— Begin Given data —

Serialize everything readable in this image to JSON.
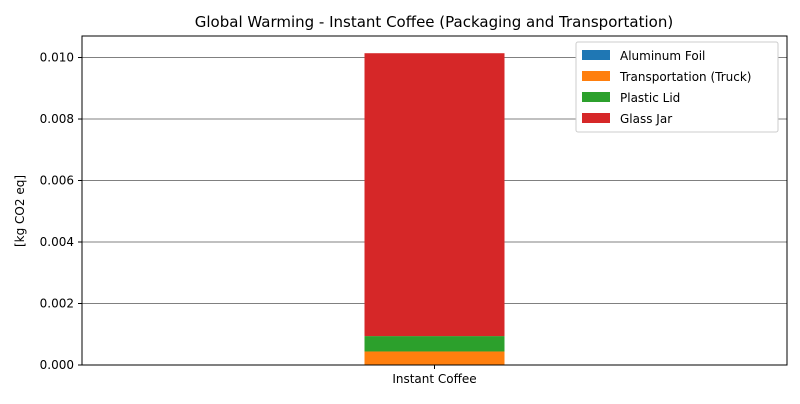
{
  "chart_data": {
    "type": "bar",
    "stacked": true,
    "title": "Global Warming - Instant Coffee (Packaging and Transportation)",
    "xlabel": "",
    "ylabel": "[kg CO2 eq]",
    "categories": [
      "Instant Coffee"
    ],
    "ylim": [
      0,
      0.0107
    ],
    "yticks": [
      0.0,
      0.002,
      0.004,
      0.006,
      0.008,
      0.01
    ],
    "ytick_labels": [
      "0.000",
      "0.002",
      "0.004",
      "0.006",
      "0.008",
      "0.010"
    ],
    "grid": "horizontal",
    "legend_position": "top-right",
    "series": [
      {
        "name": "Aluminum Foil",
        "values": [
          1e-05
        ],
        "color": "#1f77b4"
      },
      {
        "name": "Transportation (Truck)",
        "values": [
          0.00043
        ],
        "color": "#ff7f0e"
      },
      {
        "name": "Plastic Lid",
        "values": [
          0.0005
        ],
        "color": "#2ca02c"
      },
      {
        "name": "Glass Jar",
        "values": [
          0.0092
        ],
        "color": "#d62728"
      }
    ]
  }
}
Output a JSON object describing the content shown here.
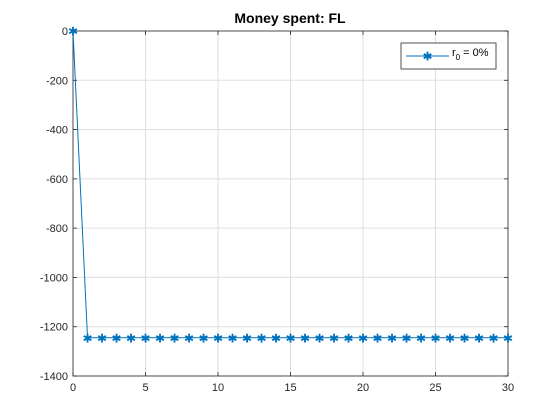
{
  "chart_data": {
    "type": "line",
    "title": "Money spent: FL",
    "xlabel": "",
    "ylabel": "",
    "xlim": [
      0,
      30
    ],
    "ylim": [
      -1400,
      0
    ],
    "xticks": [
      "0",
      "5",
      "10",
      "15",
      "20",
      "25",
      "30"
    ],
    "yticks": [
      "0",
      "-200",
      "-400",
      "-600",
      "-800",
      "-1000",
      "-1200",
      "-1400"
    ],
    "grid": true,
    "legend_position": "top-right",
    "series": [
      {
        "name_base": "r",
        "name_sub": "0",
        "name_rest": " = 0%",
        "color": "#0072BD",
        "marker": "*",
        "x": [
          0,
          1,
          2,
          3,
          4,
          5,
          6,
          7,
          8,
          9,
          10,
          11,
          12,
          13,
          14,
          15,
          16,
          17,
          18,
          19,
          20,
          21,
          22,
          23,
          24,
          25,
          26,
          27,
          28,
          29,
          30
        ],
        "y": [
          0,
          -1245,
          -1245,
          -1245,
          -1245,
          -1245,
          -1245,
          -1245,
          -1245,
          -1245,
          -1245,
          -1245,
          -1245,
          -1245,
          -1245,
          -1245,
          -1245,
          -1245,
          -1245,
          -1245,
          -1245,
          -1245,
          -1245,
          -1245,
          -1245,
          -1245,
          -1245,
          -1245,
          -1245,
          -1245,
          -1245
        ]
      }
    ]
  }
}
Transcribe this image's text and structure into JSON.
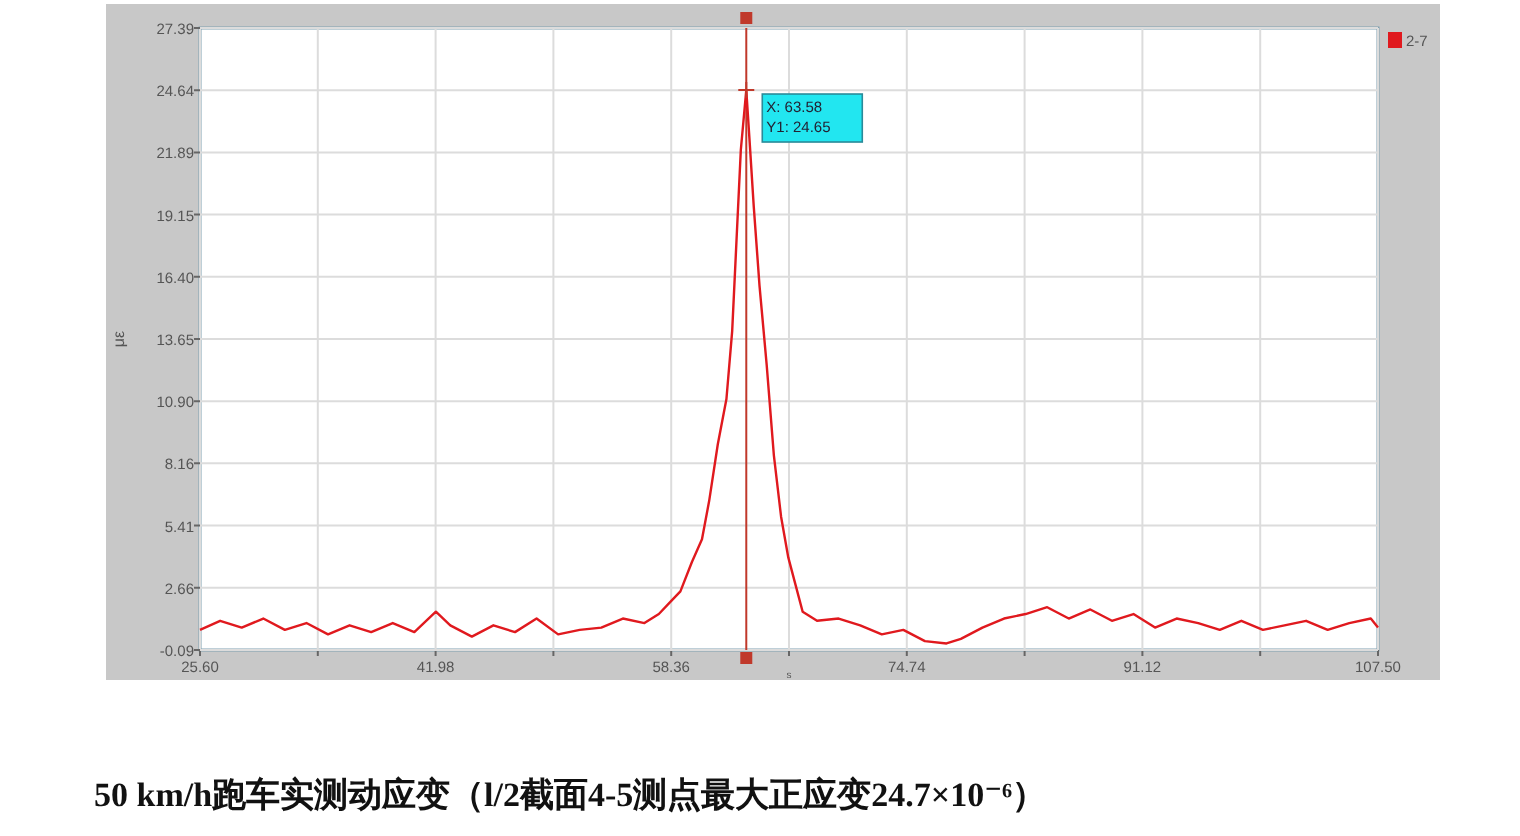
{
  "chart_data": {
    "type": "line",
    "title": "50 km/h跑车实测动应变（l/2截面4-5测点最大正应变24.7×10⁻⁶）",
    "xlabel": "s",
    "ylabel": "με",
    "x": [
      25.6,
      27,
      28.5,
      30,
      31.5,
      33,
      34.5,
      36,
      37.5,
      39,
      40.5,
      42,
      43,
      44.5,
      46,
      47.5,
      49,
      50.5,
      52,
      53.5,
      55,
      56.5,
      57.5,
      58.4,
      59,
      59.8,
      60.5,
      61,
      61.6,
      62.2,
      62.6,
      62.9,
      63.2,
      63.58,
      63.8,
      64.1,
      64.5,
      65,
      65.5,
      66,
      66.5,
      67,
      67.5,
      68.5,
      70,
      71.5,
      73,
      74.5,
      76,
      77.5,
      78.5,
      80,
      81.5,
      83,
      84.5,
      86,
      87.5,
      89,
      90.5,
      92,
      93.5,
      95,
      96.5,
      98,
      99.5,
      101,
      102.5,
      104,
      105.5,
      107,
      107.5
    ],
    "series": [
      {
        "name": "2-7",
        "color": "#e0191e",
        "values": [
          0.8,
          1.2,
          0.9,
          1.3,
          0.8,
          1.1,
          0.6,
          1.0,
          0.7,
          1.1,
          0.7,
          1.6,
          1.0,
          0.5,
          1.0,
          0.7,
          1.3,
          0.6,
          0.8,
          0.9,
          1.3,
          1.1,
          1.5,
          2.1,
          2.5,
          3.8,
          4.8,
          6.5,
          9.0,
          11.0,
          14.0,
          18.0,
          22.0,
          24.65,
          22.5,
          19.5,
          16.0,
          12.5,
          8.5,
          5.8,
          4.0,
          2.8,
          1.6,
          1.2,
          1.3,
          1.0,
          0.6,
          0.8,
          0.3,
          0.2,
          0.4,
          0.9,
          1.3,
          1.5,
          1.8,
          1.3,
          1.7,
          1.2,
          1.5,
          0.9,
          1.3,
          1.1,
          0.8,
          1.2,
          0.8,
          1.0,
          1.2,
          0.8,
          1.1,
          1.3,
          0.9
        ]
      }
    ],
    "xlim": [
      25.6,
      107.5
    ],
    "xticks": [
      {
        "value": 25.6,
        "label": "25.60"
      },
      {
        "value": 33.79,
        "label": null
      },
      {
        "value": 41.98,
        "label": "41.98"
      },
      {
        "value": 50.17,
        "label": null
      },
      {
        "value": 58.36,
        "label": "58.36"
      },
      {
        "value": 66.55,
        "label": null
      },
      {
        "value": 74.74,
        "label": "74.74"
      },
      {
        "value": 82.93,
        "label": null
      },
      {
        "value": 91.12,
        "label": "91.12"
      },
      {
        "value": 99.31,
        "label": null
      },
      {
        "value": 107.5,
        "label": "107.50"
      }
    ],
    "ylim": [
      -0.09,
      27.39
    ],
    "yticks": [
      -0.09,
      2.66,
      5.41,
      8.16,
      {
        "value": 10.9,
        "label": "10.90"
      },
      13.65,
      {
        "value": 16.4,
        "label": "16.40"
      },
      19.15,
      21.89,
      24.64,
      27.39
    ],
    "grid": true,
    "legend": "top right",
    "ref_lines": [
      {
        "axis": "x",
        "value": 63.58,
        "color": "#c0392b"
      }
    ],
    "annotations": [
      {
        "text": "X: 63.58\nY1: 24.65",
        "x": 63.58,
        "y": 24.65
      }
    ]
  }
}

— End Given data —

■ Aim of the exercise: Pictures excluded, quote all the data above exactly.

■ The result:
Serialize everything readable in this image to JSON.
{
  "chart_data": {
    "type": "bar",
    "stacked": true,
    "title": "Global Warming - Instant Coffee (Packaging and Transportation)",
    "xlabel": "",
    "ylabel": "[kg CO2 eq]",
    "categories": [
      "Instant Coffee"
    ],
    "ylim": [
      0,
      0.0107
    ],
    "yticks": [
      0.0,
      0.002,
      0.004,
      0.006,
      0.008,
      0.01
    ],
    "ytick_labels": [
      "0.000",
      "0.002",
      "0.004",
      "0.006",
      "0.008",
      "0.010"
    ],
    "grid": "horizontal",
    "legend_position": "top-right",
    "series": [
      {
        "name": "Aluminum Foil",
        "values": [
          1e-05
        ],
        "color": "#1f77b4"
      },
      {
        "name": "Transportation (Truck)",
        "values": [
          0.00043
        ],
        "color": "#ff7f0e"
      },
      {
        "name": "Plastic Lid",
        "values": [
          0.0005
        ],
        "color": "#2ca02c"
      },
      {
        "name": "Glass Jar",
        "values": [
          0.0092
        ],
        "color": "#d62728"
      }
    ]
  }
}
Output a JSON object describing the content shown here.
{
  "chart_data": {
    "type": "line",
    "title": "Money spent: FL",
    "xlabel": "",
    "ylabel": "",
    "xlim": [
      0,
      30
    ],
    "ylim": [
      -1400,
      0
    ],
    "xticks": [
      "0",
      "5",
      "10",
      "15",
      "20",
      "25",
      "30"
    ],
    "yticks": [
      "0",
      "-200",
      "-400",
      "-600",
      "-800",
      "-1000",
      "-1200",
      "-1400"
    ],
    "grid": true,
    "legend_position": "top-right",
    "series": [
      {
        "name_base": "r",
        "name_sub": "0",
        "name_rest": " = 0%",
        "color": "#0072BD",
        "marker": "*",
        "x": [
          0,
          1,
          2,
          3,
          4,
          5,
          6,
          7,
          8,
          9,
          10,
          11,
          12,
          13,
          14,
          15,
          16,
          17,
          18,
          19,
          20,
          21,
          22,
          23,
          24,
          25,
          26,
          27,
          28,
          29,
          30
        ],
        "y": [
          0,
          -1245,
          -1245,
          -1245,
          -1245,
          -1245,
          -1245,
          -1245,
          -1245,
          -1245,
          -1245,
          -1245,
          -1245,
          -1245,
          -1245,
          -1245,
          -1245,
          -1245,
          -1245,
          -1245,
          -1245,
          -1245,
          -1245,
          -1245,
          -1245,
          -1245,
          -1245,
          -1245,
          -1245,
          -1245,
          -1245
        ]
      }
    ]
  }
}
Transcribe this image's text and structure into JSON.
{
  "chart_data": {
    "type": "line",
    "title": "50 km/h跑车实测动应变（l/2截面4-5测点最大正应变24.7×10⁻⁶）",
    "xlabel": "s",
    "ylabel": "με",
    "x": [
      25.6,
      27,
      28.5,
      30,
      31.5,
      33,
      34.5,
      36,
      37.5,
      39,
      40.5,
      42,
      43,
      44.5,
      46,
      47.5,
      49,
      50.5,
      52,
      53.5,
      55,
      56.5,
      57.5,
      58.4,
      59,
      59.8,
      60.5,
      61,
      61.6,
      62.2,
      62.6,
      62.9,
      63.2,
      63.58,
      63.8,
      64.1,
      64.5,
      65,
      65.5,
      66,
      66.5,
      67,
      67.5,
      68.5,
      70,
      71.5,
      73,
      74.5,
      76,
      77.5,
      78.5,
      80,
      81.5,
      83,
      84.5,
      86,
      87.5,
      89,
      90.5,
      92,
      93.5,
      95,
      96.5,
      98,
      99.5,
      101,
      102.5,
      104,
      105.5,
      107,
      107.5
    ],
    "series": [
      {
        "name": "2-7",
        "color": "#e0191e",
        "values": [
          0.8,
          1.2,
          0.9,
          1.3,
          0.8,
          1.1,
          0.6,
          1.0,
          0.7,
          1.1,
          0.7,
          1.6,
          1.0,
          0.5,
          1.0,
          0.7,
          1.3,
          0.6,
          0.8,
          0.9,
          1.3,
          1.1,
          1.5,
          2.1,
          2.5,
          3.8,
          4.8,
          6.5,
          9.0,
          11.0,
          14.0,
          18.0,
          22.0,
          24.65,
          22.5,
          19.5,
          16.0,
          12.5,
          8.5,
          5.8,
          4.0,
          2.8,
          1.6,
          1.2,
          1.3,
          1.0,
          0.6,
          0.8,
          0.3,
          0.2,
          0.4,
          0.9,
          1.3,
          1.5,
          1.8,
          1.3,
          1.7,
          1.2,
          1.5,
          0.9,
          1.3,
          1.1,
          0.8,
          1.2,
          0.8,
          1.0,
          1.2,
          0.8,
          1.1,
          1.3,
          0.9
        ]
      }
    ],
    "xlim": [
      25.6,
      107.5
    ],
    "xticks": [
      {
        "value": 25.6,
        "label": "25.60"
      },
      {
        "value": 33.79,
        "label": null
      },
      {
        "value": 41.98,
        "label": "41.98"
      },
      {
        "value": 50.17,
        "label": null
      },
      {
        "value": 58.36,
        "label": "58.36"
      },
      {
        "value": 66.55,
        "label": null
      },
      {
        "value": 74.74,
        "label": "74.74"
      },
      {
        "value": 82.93,
        "label": null
      },
      {
        "value": 91.12,
        "label": "91.12"
      },
      {
        "value": 99.31,
        "label": null
      },
      {
        "value": 107.5,
        "label": "107.50"
      }
    ],
    "ylim": [
      -0.09,
      27.39
    ],
    "yticks": [
      -0.09,
      2.66,
      5.41,
      8.16,
      {
        "value": 10.9,
        "label": "10.90"
      },
      13.65,
      {
        "value": 16.4,
        "label": "16.40"
      },
      19.15,
      21.89,
      24.64,
      27.39
    ],
    "grid": true,
    "legend": "top right",
    "ref_lines": [
      {
        "axis": "x",
        "value": 63.58,
        "color": "#c0392b"
      }
    ],
    "annotations": [
      {
        "text": "X: 63.58\nY1: 24.65",
        "x": 63.58,
        "y": 24.65
      }
    ]
  }
}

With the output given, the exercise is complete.